PROVIDED DATA:
○ ○ ○ ○

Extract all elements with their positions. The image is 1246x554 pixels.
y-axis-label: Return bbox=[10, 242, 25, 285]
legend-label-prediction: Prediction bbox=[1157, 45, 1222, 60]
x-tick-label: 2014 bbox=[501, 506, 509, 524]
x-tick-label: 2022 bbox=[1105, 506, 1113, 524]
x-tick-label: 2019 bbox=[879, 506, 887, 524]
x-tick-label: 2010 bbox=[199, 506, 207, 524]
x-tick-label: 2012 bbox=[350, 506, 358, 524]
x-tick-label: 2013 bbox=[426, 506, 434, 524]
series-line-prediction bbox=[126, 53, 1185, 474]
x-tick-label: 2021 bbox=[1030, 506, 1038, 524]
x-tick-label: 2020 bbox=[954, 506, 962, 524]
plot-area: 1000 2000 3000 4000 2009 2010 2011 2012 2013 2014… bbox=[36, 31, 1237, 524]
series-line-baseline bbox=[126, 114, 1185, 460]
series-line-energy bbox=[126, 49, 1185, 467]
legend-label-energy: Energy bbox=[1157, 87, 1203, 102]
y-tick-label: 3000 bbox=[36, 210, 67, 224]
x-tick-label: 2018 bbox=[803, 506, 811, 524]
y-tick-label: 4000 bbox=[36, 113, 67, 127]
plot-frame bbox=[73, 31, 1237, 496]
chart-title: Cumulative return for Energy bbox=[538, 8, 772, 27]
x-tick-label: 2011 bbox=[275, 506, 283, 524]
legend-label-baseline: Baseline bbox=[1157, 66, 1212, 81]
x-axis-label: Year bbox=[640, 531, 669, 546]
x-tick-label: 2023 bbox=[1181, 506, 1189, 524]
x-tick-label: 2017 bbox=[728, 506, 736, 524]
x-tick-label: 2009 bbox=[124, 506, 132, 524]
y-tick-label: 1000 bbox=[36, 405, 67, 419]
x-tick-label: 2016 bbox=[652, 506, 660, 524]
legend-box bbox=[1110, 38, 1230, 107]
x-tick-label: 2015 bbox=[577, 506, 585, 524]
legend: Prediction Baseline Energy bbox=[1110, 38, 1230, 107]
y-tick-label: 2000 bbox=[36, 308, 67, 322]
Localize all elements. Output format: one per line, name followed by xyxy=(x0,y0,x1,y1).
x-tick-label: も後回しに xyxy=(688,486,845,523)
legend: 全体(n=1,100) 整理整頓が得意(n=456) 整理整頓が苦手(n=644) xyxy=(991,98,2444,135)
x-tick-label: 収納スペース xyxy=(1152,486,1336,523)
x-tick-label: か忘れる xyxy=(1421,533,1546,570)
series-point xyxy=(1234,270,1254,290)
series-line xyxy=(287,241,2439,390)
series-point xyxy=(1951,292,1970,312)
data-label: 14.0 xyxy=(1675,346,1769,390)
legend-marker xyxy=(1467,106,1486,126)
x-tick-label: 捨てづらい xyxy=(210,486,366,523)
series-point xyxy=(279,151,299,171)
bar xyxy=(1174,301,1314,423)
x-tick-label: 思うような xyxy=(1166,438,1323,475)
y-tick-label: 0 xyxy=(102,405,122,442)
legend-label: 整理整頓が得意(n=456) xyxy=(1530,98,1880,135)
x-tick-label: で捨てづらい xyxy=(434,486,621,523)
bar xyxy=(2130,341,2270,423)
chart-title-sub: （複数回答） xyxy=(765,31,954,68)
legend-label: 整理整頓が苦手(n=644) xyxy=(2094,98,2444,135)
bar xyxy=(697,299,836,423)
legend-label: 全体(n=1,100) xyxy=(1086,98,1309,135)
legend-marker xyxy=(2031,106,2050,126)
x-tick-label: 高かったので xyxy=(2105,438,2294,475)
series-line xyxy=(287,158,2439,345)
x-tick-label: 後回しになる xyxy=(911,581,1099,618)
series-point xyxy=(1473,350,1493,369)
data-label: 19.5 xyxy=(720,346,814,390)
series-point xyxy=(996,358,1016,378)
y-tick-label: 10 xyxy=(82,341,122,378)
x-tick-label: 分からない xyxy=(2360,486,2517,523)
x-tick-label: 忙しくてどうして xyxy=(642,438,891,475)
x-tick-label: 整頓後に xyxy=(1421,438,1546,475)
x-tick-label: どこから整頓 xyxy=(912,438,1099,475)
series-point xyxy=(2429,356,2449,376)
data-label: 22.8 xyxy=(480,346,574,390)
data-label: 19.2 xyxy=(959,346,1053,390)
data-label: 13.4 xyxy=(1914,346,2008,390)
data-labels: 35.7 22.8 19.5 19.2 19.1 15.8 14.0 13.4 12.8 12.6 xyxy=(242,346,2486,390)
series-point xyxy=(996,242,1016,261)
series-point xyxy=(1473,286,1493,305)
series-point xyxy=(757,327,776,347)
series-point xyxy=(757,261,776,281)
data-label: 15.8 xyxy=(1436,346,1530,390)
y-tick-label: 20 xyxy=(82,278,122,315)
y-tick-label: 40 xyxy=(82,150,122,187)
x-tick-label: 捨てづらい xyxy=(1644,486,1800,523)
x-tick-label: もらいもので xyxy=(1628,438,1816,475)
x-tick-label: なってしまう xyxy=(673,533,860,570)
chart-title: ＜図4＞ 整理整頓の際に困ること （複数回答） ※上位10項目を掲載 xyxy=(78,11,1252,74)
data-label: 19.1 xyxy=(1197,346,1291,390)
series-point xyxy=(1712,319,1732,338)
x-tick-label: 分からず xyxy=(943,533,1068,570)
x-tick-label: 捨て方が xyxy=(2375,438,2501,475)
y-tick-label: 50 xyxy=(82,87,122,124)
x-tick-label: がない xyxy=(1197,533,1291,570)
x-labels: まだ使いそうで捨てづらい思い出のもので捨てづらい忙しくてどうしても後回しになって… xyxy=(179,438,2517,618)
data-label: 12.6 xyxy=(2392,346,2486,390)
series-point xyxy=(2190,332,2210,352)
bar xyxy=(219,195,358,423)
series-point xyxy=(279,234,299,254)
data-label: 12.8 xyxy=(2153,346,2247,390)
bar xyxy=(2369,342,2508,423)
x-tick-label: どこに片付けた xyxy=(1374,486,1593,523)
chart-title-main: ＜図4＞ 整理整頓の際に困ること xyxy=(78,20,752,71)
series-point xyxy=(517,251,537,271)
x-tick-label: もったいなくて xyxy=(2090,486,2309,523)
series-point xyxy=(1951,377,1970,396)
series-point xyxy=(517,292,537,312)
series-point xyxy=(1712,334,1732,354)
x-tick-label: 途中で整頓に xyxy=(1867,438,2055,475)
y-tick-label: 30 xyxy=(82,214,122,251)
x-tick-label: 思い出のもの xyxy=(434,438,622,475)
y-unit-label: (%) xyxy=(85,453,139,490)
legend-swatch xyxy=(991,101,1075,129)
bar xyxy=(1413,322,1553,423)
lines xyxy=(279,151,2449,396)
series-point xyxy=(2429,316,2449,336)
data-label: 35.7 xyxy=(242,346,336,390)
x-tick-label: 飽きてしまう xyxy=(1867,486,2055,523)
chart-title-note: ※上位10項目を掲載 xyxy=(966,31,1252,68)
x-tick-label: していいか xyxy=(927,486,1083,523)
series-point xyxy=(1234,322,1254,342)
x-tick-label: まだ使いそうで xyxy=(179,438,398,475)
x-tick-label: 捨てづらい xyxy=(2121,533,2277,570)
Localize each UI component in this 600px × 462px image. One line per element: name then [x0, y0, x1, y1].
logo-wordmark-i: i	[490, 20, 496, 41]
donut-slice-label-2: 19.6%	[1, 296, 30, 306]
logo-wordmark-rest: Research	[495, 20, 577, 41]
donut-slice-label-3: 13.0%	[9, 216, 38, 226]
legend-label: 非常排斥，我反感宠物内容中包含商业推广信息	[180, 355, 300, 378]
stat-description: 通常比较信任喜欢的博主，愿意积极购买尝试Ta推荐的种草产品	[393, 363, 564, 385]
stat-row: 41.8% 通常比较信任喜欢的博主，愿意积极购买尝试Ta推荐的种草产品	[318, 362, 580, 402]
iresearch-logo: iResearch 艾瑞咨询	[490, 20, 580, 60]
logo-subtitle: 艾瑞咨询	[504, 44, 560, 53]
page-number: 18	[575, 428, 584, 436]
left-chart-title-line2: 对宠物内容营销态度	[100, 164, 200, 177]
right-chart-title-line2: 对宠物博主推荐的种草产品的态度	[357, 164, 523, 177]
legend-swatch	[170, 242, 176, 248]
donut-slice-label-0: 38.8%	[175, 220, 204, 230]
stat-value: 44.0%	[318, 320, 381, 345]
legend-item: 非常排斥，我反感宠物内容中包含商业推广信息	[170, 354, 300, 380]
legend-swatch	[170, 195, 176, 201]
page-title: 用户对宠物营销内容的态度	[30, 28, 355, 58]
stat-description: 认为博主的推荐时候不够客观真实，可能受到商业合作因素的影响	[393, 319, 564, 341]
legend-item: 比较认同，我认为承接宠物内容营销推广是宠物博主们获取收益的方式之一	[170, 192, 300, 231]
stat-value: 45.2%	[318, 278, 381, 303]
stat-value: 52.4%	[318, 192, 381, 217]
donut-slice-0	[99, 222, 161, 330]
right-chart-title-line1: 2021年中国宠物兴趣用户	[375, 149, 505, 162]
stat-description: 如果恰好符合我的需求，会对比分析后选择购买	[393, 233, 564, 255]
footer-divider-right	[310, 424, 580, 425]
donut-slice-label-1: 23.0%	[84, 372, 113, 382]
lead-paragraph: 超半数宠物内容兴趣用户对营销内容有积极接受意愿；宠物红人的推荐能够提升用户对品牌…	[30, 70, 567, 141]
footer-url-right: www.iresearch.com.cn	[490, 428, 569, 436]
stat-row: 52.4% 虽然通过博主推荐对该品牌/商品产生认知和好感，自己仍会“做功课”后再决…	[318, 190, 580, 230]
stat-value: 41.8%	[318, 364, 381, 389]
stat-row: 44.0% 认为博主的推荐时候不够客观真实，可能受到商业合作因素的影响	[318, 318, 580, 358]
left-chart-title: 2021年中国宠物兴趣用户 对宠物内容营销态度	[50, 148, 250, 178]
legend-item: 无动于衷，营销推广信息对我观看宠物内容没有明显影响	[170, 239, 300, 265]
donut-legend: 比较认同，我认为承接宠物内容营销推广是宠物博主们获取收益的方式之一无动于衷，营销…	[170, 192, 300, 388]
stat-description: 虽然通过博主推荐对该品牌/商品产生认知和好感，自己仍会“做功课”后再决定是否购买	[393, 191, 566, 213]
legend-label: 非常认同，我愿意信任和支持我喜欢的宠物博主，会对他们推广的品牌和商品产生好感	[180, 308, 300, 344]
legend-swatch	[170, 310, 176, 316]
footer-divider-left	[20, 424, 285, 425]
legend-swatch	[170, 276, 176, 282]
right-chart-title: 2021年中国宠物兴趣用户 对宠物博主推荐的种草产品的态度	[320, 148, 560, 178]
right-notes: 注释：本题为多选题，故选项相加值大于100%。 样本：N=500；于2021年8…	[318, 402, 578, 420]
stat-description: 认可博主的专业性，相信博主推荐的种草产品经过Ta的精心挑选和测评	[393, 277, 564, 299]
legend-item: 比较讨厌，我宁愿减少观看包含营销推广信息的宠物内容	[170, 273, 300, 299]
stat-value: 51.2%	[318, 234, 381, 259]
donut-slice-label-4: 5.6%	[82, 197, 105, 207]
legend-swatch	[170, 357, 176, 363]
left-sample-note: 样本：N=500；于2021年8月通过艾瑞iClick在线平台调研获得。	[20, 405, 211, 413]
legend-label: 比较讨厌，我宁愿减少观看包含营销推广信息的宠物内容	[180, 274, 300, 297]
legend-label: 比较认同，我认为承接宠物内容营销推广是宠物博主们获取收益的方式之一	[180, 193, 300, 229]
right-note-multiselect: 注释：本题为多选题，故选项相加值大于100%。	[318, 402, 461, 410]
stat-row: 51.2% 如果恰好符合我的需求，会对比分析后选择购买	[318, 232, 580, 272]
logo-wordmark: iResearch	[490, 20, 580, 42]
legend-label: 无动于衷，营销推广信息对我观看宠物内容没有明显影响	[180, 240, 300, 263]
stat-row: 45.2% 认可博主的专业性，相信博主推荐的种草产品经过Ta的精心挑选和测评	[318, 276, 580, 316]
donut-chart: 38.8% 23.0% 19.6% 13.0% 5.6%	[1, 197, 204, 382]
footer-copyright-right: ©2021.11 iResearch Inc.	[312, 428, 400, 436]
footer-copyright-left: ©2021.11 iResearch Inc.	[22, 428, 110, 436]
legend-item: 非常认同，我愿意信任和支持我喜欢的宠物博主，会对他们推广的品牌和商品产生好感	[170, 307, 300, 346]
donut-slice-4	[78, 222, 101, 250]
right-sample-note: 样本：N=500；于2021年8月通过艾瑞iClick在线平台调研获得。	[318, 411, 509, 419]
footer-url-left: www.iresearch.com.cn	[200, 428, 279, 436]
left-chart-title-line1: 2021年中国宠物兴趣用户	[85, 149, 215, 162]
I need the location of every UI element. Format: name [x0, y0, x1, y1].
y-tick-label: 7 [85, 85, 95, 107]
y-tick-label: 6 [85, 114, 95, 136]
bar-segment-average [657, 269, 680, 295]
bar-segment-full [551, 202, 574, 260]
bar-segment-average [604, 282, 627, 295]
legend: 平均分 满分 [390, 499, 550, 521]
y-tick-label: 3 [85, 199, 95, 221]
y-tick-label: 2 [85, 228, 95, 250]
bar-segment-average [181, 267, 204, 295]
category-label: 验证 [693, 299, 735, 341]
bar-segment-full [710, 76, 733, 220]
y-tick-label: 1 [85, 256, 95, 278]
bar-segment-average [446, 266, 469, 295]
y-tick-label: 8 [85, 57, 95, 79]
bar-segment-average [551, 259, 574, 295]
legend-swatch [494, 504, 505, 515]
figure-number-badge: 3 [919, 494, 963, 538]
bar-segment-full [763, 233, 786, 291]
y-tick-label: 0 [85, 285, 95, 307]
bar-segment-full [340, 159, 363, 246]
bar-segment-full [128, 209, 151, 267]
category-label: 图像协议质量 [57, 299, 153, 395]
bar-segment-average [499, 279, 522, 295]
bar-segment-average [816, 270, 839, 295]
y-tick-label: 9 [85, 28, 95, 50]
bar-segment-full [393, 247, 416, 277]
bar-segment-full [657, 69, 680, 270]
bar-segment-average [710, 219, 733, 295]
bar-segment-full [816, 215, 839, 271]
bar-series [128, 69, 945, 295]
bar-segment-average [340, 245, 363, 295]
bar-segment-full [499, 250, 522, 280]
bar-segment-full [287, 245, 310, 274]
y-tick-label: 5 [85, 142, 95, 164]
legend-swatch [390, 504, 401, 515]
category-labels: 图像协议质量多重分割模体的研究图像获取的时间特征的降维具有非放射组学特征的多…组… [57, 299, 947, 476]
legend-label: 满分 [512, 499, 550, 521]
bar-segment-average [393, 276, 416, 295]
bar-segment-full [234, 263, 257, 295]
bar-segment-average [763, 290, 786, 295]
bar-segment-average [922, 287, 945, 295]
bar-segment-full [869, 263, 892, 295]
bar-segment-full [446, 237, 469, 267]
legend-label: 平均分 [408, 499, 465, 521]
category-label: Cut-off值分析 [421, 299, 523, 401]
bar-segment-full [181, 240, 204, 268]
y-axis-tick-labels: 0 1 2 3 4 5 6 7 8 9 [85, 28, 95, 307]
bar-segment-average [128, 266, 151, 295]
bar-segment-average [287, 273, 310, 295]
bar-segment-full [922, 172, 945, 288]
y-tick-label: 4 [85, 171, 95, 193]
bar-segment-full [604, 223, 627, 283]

○ ○ ○ ○

EXERCISE:
Print everything from the start of the items down to the line containing "series-line-energy bbox=[126, 49, 1185, 467]", including that line, with each line reproduced unchanged.

EXERCISE OUTPUT:
Extract all elements with their positions. The image is 1246x554 pixels.
y-axis-label: Return bbox=[10, 242, 25, 285]
legend-label-prediction: Prediction bbox=[1157, 45, 1222, 60]
x-tick-label: 2014 bbox=[501, 506, 509, 524]
x-tick-label: 2022 bbox=[1105, 506, 1113, 524]
x-tick-label: 2019 bbox=[879, 506, 887, 524]
x-tick-label: 2010 bbox=[199, 506, 207, 524]
x-tick-label: 2012 bbox=[350, 506, 358, 524]
x-tick-label: 2013 bbox=[426, 506, 434, 524]
series-line-prediction bbox=[126, 53, 1185, 474]
x-tick-label: 2021 bbox=[1030, 506, 1038, 524]
x-tick-label: 2020 bbox=[954, 506, 962, 524]
plot-area: 1000 2000 3000 4000 2009 2010 2011 2012 2013 2014… bbox=[36, 31, 1237, 524]
series-line-baseline bbox=[126, 114, 1185, 460]
series-line-energy bbox=[126, 49, 1185, 467]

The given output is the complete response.